### WRITTEN INSTRUCTION
Scan the entries below and report only how many lines contain "código".

* begin RECORDS PROVIDED *

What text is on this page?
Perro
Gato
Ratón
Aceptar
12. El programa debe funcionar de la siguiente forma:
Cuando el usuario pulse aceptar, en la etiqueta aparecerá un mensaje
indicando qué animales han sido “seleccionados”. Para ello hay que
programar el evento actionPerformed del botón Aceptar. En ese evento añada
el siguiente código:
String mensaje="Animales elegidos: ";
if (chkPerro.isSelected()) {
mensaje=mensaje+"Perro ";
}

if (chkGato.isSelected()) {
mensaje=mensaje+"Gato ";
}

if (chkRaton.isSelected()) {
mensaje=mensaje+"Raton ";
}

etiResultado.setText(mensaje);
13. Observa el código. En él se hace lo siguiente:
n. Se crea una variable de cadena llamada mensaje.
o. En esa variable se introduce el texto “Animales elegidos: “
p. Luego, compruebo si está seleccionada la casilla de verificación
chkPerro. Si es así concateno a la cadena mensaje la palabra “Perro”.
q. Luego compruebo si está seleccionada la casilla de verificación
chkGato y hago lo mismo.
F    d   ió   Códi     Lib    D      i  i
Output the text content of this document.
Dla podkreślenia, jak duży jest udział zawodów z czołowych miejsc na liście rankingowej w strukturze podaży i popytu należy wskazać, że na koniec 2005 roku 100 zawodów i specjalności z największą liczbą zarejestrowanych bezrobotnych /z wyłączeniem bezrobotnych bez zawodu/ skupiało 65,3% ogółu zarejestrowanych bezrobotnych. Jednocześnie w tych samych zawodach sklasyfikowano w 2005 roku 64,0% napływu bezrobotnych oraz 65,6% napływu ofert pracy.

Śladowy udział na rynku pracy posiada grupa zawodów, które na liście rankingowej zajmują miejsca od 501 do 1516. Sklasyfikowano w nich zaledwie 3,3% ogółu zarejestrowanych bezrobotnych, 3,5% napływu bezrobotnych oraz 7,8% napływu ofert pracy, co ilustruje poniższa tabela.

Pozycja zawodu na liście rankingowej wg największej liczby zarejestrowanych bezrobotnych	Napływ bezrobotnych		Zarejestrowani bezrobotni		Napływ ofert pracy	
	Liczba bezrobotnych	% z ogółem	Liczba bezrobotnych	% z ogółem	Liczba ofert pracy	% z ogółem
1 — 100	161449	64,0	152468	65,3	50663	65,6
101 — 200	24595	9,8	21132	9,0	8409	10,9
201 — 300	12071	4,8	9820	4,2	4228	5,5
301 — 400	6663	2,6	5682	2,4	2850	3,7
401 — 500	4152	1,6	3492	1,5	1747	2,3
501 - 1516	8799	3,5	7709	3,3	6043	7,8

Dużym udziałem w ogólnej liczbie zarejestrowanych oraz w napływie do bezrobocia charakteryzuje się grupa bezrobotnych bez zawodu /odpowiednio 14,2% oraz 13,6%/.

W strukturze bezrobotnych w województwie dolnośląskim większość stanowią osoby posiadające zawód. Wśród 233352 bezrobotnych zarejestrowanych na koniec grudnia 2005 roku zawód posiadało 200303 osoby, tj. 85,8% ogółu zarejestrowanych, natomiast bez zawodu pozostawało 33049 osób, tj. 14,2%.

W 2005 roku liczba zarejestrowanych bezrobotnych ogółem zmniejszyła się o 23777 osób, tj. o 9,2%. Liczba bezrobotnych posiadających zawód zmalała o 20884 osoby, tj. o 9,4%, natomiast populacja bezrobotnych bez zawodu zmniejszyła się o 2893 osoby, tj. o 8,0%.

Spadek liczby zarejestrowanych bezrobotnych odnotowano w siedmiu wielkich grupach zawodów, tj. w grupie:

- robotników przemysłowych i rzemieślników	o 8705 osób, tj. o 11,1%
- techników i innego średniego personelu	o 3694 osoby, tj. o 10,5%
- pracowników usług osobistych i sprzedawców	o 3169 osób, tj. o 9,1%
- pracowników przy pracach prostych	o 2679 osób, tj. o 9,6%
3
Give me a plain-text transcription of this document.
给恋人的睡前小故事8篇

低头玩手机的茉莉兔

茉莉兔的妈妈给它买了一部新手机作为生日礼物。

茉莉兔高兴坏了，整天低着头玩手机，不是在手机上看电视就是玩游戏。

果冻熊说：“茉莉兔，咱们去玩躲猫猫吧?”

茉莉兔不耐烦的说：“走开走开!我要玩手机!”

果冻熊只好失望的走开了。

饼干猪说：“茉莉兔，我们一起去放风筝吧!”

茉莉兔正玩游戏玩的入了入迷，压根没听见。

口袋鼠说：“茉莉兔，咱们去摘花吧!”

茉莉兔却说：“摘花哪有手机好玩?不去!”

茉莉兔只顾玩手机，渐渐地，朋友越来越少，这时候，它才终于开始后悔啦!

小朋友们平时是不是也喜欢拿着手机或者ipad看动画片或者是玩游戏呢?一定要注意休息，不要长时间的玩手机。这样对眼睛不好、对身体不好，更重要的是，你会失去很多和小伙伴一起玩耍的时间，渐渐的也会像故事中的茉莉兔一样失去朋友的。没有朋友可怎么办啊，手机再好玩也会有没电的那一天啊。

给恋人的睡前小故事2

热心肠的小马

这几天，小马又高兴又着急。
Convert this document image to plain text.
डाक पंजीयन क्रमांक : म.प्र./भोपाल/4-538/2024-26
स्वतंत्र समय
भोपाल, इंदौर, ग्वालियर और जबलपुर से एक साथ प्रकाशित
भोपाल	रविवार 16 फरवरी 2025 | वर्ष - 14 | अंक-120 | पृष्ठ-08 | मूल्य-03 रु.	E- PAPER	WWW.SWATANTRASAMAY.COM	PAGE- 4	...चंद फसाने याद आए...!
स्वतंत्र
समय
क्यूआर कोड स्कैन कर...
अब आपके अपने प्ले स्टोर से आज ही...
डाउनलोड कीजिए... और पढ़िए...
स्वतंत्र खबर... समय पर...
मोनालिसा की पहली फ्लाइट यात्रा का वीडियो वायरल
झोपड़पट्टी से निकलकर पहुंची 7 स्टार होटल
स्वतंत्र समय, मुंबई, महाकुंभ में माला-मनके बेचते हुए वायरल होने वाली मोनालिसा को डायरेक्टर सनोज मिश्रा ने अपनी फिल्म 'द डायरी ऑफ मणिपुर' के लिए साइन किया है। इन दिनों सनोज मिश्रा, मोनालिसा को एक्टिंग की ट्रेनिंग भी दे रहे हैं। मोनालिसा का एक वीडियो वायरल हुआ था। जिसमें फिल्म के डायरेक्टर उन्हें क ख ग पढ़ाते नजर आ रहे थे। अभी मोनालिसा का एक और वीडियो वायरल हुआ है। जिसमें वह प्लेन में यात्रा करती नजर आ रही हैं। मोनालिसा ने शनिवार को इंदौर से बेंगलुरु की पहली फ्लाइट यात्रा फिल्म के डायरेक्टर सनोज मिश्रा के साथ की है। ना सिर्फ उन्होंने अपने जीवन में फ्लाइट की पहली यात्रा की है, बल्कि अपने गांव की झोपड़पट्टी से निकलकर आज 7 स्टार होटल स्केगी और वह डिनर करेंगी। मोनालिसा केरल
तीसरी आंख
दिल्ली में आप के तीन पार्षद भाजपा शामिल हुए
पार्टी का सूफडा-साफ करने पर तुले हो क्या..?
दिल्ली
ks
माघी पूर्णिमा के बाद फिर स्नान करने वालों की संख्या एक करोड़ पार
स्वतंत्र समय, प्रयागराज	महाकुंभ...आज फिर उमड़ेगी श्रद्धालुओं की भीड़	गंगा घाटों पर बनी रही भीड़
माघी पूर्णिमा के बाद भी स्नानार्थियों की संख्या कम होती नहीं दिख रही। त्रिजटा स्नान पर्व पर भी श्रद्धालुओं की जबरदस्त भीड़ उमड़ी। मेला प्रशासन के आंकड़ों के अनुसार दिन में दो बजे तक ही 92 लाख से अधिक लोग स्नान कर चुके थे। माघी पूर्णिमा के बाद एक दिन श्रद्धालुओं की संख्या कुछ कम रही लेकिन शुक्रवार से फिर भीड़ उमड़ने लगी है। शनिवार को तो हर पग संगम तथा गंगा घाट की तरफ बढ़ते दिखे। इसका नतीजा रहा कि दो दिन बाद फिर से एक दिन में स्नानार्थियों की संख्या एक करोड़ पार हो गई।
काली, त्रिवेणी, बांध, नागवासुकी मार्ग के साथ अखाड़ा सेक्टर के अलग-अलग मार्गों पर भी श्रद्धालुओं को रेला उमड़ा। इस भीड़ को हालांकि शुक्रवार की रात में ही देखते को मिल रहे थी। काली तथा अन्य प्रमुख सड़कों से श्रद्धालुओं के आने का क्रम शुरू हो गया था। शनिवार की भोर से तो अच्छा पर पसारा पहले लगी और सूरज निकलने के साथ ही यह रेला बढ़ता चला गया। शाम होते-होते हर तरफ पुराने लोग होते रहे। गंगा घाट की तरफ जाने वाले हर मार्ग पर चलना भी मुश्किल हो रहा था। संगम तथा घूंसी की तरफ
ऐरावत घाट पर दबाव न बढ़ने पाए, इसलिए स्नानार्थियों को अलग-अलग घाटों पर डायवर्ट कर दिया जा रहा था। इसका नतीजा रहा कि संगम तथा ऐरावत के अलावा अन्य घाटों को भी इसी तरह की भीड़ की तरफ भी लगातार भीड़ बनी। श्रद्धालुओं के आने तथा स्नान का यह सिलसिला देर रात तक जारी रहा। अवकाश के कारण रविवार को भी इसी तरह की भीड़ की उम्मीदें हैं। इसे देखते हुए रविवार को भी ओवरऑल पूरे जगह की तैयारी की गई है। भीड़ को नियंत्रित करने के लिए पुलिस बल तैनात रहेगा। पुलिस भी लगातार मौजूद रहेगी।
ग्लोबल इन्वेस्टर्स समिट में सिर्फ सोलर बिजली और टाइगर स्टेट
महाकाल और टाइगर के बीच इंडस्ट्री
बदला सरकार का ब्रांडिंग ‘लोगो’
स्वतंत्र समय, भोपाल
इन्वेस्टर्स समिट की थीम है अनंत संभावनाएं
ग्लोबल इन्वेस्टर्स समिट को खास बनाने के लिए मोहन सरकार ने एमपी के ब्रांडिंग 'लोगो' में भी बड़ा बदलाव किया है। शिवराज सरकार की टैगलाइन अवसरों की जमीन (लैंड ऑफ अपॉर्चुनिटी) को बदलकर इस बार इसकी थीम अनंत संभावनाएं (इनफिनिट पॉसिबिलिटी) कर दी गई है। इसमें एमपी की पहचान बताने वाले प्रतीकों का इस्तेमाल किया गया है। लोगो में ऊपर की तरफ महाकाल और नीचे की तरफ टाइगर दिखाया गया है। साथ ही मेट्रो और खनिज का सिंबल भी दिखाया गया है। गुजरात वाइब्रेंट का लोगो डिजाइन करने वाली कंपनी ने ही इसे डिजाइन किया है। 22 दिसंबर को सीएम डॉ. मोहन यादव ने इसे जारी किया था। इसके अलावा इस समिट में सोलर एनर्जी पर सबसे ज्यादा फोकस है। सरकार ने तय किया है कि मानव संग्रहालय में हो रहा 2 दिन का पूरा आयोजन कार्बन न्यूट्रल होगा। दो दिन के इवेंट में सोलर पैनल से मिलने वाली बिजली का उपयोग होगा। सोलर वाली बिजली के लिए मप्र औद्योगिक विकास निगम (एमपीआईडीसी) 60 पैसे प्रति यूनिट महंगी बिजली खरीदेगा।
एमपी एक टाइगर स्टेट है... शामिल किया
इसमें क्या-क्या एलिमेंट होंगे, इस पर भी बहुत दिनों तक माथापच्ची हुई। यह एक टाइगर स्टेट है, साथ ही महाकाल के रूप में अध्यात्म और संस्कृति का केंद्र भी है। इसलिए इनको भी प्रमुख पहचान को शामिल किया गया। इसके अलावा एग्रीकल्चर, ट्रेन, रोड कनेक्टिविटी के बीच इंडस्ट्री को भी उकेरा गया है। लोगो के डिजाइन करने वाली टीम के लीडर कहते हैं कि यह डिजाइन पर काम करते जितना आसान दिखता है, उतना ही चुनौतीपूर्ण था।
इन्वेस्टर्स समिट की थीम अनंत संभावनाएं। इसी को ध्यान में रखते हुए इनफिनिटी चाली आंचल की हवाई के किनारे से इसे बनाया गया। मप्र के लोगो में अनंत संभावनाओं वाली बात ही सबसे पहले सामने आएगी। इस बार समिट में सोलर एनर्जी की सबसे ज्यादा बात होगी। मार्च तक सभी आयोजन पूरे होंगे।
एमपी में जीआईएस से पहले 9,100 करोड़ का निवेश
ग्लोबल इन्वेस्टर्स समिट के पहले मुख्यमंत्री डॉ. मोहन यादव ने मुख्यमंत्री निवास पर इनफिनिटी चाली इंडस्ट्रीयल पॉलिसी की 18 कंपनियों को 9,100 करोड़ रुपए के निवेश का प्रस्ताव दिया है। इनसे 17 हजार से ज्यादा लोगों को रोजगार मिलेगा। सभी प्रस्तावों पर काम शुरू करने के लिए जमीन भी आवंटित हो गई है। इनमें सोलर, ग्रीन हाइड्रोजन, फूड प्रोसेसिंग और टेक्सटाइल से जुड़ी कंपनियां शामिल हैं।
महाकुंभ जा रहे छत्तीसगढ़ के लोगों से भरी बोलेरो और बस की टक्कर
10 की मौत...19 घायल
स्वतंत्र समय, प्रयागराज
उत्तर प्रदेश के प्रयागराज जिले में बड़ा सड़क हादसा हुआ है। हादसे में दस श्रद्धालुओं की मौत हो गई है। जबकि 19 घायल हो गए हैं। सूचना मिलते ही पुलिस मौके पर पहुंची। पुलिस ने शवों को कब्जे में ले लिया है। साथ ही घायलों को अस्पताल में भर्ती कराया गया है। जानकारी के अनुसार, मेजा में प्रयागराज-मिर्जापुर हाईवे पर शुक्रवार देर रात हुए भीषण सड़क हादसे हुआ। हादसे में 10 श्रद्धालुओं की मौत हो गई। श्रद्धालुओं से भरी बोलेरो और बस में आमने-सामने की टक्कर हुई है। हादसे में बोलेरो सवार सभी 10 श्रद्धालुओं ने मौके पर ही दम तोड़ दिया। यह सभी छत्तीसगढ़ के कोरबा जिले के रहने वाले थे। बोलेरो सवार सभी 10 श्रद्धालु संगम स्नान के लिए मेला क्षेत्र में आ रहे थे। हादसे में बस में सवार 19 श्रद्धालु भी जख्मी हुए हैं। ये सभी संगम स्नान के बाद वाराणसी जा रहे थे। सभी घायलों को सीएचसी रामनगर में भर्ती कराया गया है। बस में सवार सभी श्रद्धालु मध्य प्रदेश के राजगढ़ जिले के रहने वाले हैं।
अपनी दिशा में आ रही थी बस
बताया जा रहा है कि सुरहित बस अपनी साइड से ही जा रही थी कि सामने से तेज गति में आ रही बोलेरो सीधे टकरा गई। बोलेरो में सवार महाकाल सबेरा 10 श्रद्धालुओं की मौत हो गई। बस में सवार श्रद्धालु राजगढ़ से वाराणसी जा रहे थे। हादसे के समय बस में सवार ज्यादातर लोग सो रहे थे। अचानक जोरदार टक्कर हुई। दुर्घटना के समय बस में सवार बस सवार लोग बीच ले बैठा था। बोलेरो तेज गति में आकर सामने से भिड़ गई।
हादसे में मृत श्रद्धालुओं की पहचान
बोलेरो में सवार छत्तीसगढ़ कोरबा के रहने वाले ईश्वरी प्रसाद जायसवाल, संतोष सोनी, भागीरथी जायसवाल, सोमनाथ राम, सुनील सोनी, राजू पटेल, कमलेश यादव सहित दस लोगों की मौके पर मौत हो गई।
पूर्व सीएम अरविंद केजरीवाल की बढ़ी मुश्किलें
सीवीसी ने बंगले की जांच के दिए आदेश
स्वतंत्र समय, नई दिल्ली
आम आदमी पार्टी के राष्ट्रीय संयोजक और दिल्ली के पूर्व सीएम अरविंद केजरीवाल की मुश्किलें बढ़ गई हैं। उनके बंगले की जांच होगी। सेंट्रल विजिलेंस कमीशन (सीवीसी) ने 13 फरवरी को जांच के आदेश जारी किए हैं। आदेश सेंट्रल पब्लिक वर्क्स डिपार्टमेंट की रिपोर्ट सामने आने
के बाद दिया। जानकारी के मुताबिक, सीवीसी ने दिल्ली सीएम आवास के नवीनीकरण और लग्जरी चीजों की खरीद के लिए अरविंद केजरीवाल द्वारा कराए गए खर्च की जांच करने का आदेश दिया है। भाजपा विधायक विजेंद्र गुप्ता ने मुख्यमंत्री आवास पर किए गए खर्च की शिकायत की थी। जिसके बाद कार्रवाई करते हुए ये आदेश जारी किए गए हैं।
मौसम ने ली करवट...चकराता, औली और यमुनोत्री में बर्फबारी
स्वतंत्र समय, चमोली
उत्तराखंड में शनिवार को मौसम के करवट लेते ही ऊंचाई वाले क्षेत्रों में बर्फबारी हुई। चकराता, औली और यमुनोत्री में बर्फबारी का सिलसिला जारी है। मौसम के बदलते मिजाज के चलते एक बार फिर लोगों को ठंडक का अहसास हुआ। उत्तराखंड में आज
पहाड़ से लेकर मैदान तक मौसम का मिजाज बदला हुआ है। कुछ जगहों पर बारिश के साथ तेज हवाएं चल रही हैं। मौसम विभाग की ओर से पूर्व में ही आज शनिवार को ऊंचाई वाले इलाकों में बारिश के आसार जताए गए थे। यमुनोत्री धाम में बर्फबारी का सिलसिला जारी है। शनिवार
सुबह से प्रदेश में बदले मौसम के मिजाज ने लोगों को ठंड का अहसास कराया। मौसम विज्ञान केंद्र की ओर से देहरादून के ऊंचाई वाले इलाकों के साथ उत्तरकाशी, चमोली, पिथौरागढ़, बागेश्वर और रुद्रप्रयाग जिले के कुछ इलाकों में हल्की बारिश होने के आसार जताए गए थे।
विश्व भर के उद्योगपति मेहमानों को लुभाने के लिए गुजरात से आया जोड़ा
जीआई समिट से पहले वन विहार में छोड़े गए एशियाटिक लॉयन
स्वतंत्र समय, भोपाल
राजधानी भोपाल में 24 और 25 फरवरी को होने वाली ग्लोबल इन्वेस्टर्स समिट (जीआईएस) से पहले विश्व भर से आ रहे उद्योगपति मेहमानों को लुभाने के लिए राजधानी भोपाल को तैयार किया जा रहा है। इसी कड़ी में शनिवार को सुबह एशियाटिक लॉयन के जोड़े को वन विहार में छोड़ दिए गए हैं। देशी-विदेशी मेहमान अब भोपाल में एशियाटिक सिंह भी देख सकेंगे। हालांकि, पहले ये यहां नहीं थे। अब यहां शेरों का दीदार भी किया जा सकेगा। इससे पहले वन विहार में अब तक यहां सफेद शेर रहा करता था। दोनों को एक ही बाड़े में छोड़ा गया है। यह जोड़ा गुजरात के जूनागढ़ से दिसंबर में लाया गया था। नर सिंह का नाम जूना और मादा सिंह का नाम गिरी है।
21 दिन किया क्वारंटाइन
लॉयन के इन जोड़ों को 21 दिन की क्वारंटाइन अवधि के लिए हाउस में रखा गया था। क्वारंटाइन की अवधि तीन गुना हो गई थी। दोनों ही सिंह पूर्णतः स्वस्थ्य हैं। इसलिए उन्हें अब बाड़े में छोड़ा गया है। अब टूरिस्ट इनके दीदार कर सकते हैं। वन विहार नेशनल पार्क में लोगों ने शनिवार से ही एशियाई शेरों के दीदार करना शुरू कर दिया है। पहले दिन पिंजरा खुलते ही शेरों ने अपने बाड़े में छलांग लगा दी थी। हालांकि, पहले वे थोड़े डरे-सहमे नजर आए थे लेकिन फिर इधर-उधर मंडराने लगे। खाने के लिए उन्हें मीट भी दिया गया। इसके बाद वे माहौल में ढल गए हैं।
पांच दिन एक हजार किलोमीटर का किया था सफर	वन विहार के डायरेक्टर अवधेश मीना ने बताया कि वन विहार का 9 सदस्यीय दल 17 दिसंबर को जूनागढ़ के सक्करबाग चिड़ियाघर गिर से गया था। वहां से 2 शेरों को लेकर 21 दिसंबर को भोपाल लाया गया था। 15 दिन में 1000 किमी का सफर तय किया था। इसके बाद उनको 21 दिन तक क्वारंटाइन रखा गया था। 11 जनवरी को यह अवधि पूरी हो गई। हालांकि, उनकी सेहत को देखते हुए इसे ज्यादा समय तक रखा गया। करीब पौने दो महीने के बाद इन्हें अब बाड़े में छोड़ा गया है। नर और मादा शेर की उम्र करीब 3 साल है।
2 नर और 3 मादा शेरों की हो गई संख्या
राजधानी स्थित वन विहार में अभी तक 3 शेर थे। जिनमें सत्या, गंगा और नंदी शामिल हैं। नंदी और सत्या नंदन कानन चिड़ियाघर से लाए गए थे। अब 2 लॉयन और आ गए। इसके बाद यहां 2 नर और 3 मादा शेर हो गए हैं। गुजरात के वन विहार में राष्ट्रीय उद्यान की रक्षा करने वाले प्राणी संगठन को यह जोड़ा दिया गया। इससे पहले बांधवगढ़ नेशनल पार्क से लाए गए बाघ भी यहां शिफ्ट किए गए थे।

* end RECORDS PROVIDED *

### TASK RESPONSE
2